• _Problem requirements_: Copy every line from the records below that holds the word "then".

** start of Record list **

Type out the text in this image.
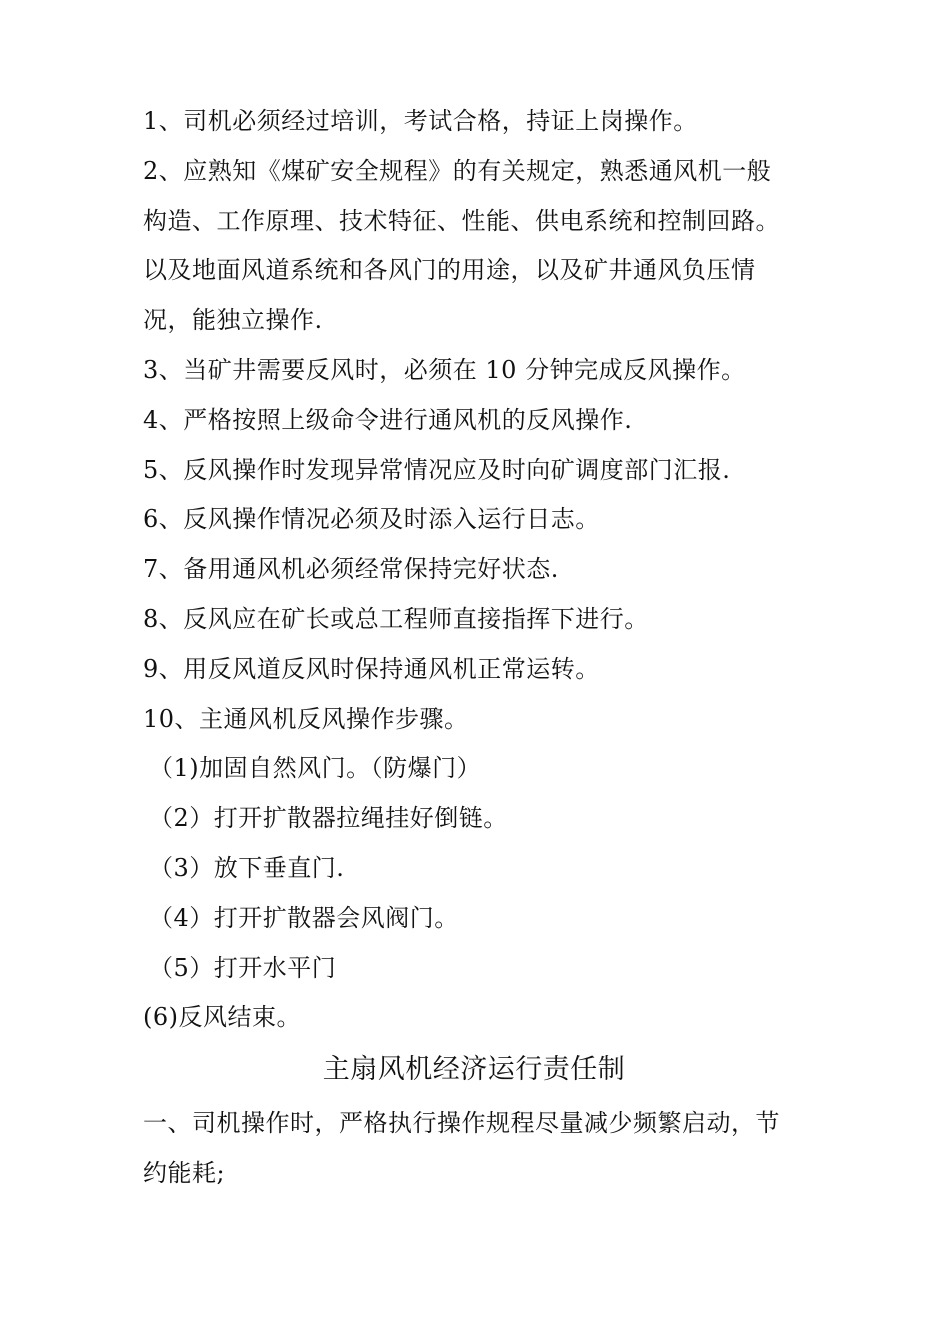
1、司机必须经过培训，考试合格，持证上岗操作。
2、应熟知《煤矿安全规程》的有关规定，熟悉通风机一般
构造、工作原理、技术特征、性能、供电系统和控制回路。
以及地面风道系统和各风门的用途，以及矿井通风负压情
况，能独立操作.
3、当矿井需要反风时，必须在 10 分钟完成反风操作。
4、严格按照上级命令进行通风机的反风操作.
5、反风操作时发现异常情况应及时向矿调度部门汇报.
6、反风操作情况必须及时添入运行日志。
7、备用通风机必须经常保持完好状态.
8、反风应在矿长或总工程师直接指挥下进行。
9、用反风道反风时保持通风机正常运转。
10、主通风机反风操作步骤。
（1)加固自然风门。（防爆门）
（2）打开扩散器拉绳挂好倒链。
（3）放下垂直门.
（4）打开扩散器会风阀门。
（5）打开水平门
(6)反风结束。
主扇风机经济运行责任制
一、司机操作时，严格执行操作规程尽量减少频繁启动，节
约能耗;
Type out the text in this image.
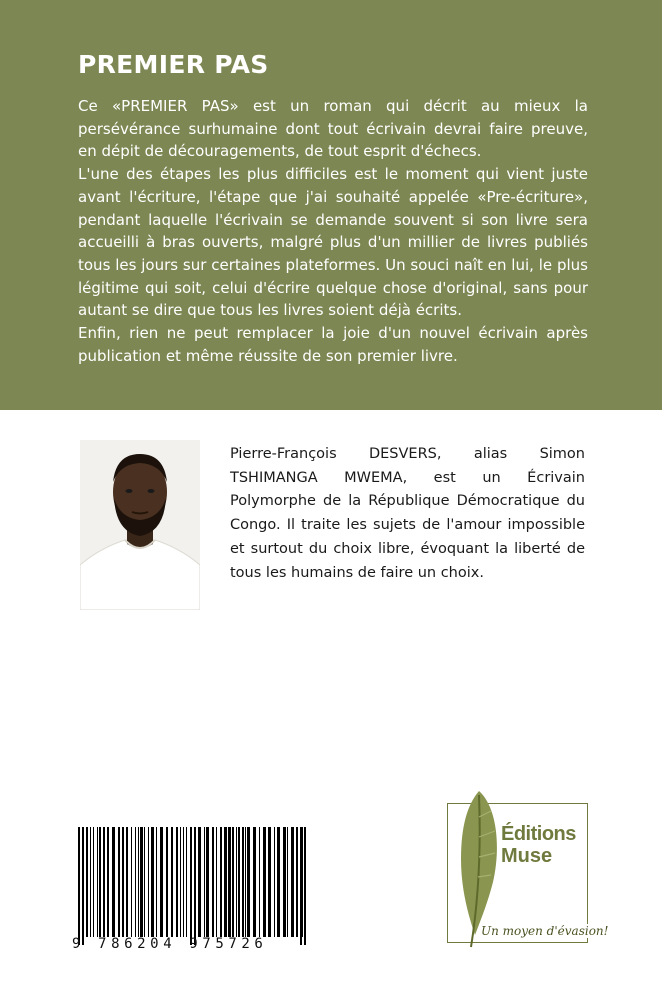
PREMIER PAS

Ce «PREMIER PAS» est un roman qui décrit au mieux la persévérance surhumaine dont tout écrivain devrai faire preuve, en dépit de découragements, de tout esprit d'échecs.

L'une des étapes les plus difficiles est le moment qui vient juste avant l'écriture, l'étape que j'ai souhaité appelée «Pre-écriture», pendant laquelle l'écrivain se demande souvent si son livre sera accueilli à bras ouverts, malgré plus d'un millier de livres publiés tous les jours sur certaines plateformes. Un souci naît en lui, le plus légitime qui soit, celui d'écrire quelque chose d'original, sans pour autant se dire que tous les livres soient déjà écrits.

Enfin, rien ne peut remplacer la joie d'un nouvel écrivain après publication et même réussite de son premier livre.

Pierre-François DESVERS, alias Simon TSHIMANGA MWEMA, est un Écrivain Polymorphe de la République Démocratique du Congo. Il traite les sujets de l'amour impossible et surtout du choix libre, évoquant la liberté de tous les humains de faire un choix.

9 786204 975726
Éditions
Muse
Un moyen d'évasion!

** end of Record list **
** start of Record list **

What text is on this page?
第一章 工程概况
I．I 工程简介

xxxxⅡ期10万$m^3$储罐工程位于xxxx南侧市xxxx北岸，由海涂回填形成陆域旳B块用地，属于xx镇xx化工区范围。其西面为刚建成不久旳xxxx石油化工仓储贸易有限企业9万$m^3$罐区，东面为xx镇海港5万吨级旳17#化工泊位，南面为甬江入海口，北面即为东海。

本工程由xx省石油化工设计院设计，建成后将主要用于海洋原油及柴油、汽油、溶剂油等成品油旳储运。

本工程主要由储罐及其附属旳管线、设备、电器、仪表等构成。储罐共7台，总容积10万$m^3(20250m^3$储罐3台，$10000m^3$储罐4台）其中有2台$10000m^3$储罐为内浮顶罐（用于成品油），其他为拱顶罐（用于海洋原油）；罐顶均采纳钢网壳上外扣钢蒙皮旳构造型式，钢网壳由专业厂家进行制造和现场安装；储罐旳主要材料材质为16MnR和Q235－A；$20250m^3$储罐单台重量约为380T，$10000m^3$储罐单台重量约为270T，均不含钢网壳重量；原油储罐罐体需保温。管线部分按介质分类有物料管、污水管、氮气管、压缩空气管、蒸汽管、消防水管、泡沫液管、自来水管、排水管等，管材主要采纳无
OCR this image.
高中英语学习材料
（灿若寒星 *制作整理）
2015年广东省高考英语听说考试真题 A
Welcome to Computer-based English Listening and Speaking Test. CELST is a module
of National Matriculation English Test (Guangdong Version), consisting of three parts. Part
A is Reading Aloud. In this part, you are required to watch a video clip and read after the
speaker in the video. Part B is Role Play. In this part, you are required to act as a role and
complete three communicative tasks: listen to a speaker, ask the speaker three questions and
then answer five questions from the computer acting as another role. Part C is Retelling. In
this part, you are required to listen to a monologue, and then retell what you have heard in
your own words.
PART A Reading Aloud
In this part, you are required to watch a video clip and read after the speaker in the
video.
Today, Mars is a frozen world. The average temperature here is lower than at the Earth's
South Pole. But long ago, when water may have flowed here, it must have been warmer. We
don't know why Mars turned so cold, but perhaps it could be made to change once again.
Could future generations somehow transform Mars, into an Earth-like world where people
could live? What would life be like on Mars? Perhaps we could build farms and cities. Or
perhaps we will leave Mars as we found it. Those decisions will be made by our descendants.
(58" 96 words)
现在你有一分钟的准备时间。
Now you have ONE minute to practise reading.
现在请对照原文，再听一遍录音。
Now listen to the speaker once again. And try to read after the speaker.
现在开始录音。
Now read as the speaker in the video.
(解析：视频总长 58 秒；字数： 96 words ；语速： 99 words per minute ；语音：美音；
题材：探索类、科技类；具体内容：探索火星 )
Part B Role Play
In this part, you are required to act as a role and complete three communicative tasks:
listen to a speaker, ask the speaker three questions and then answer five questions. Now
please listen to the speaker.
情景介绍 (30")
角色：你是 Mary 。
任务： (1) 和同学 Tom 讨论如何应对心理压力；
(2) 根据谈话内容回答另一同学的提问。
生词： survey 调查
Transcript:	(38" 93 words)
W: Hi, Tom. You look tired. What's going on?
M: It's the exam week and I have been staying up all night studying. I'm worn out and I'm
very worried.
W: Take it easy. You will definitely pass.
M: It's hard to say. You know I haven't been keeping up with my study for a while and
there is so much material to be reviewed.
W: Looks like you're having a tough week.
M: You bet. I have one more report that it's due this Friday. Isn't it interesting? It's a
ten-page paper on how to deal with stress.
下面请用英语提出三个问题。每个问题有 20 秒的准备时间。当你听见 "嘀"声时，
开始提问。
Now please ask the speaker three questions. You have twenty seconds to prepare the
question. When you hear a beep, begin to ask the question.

** end of Record list **
** start of Record list **

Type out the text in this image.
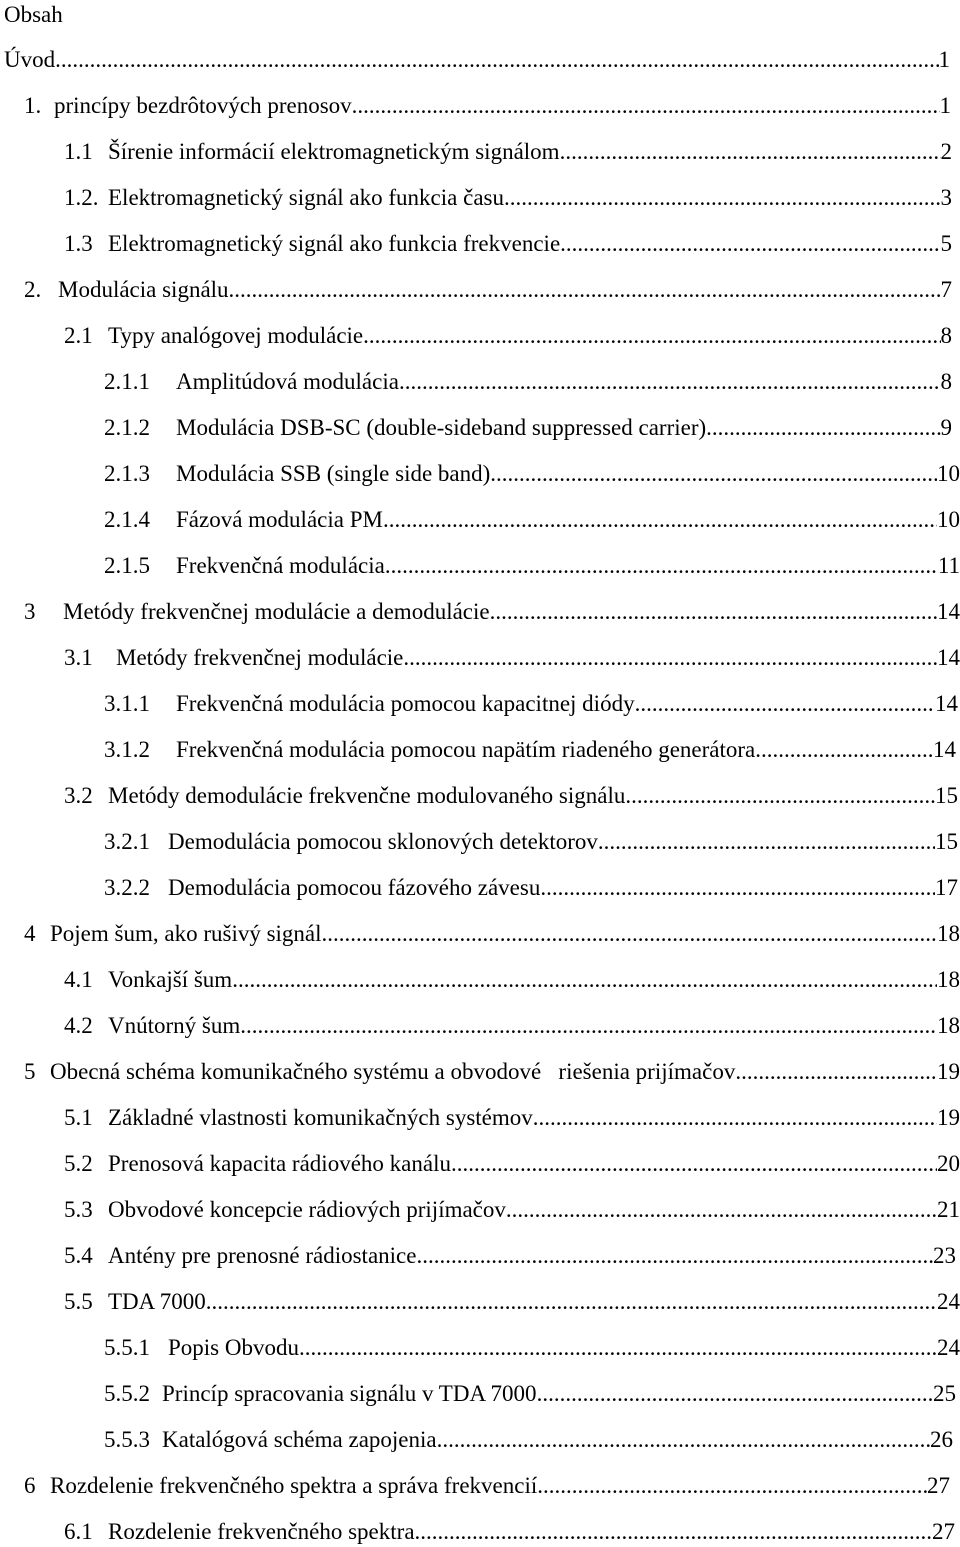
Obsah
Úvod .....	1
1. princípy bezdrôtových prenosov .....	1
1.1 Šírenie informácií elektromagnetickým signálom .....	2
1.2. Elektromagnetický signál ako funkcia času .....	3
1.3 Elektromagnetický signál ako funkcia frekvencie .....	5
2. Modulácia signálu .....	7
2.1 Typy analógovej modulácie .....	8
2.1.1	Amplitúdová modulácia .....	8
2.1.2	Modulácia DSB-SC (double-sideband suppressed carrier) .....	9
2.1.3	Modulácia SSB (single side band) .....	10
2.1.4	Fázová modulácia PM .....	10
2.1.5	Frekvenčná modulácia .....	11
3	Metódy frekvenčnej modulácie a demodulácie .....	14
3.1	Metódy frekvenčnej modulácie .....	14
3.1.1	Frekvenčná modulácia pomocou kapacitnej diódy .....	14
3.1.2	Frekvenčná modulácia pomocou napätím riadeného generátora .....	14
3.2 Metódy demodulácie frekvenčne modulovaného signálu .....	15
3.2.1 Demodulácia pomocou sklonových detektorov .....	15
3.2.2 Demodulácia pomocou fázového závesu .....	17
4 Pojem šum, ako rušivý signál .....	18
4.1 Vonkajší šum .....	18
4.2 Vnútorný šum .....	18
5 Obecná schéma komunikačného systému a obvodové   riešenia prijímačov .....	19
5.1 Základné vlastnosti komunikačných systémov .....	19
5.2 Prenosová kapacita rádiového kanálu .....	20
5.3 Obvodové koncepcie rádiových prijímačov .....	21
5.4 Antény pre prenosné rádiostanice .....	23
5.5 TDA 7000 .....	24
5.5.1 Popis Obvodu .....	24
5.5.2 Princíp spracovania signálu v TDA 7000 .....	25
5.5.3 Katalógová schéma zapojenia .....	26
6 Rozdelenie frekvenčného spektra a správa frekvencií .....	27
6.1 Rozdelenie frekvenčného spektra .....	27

** end of Record list **

• _Expected output_:
then answer five questions from the computer acting as another role. Part C is Retelling. In
this part, you are required to listen to a monologue, and then retell what you have heard in
listen to a speaker, ask the speaker three questions and then answer five questions. Now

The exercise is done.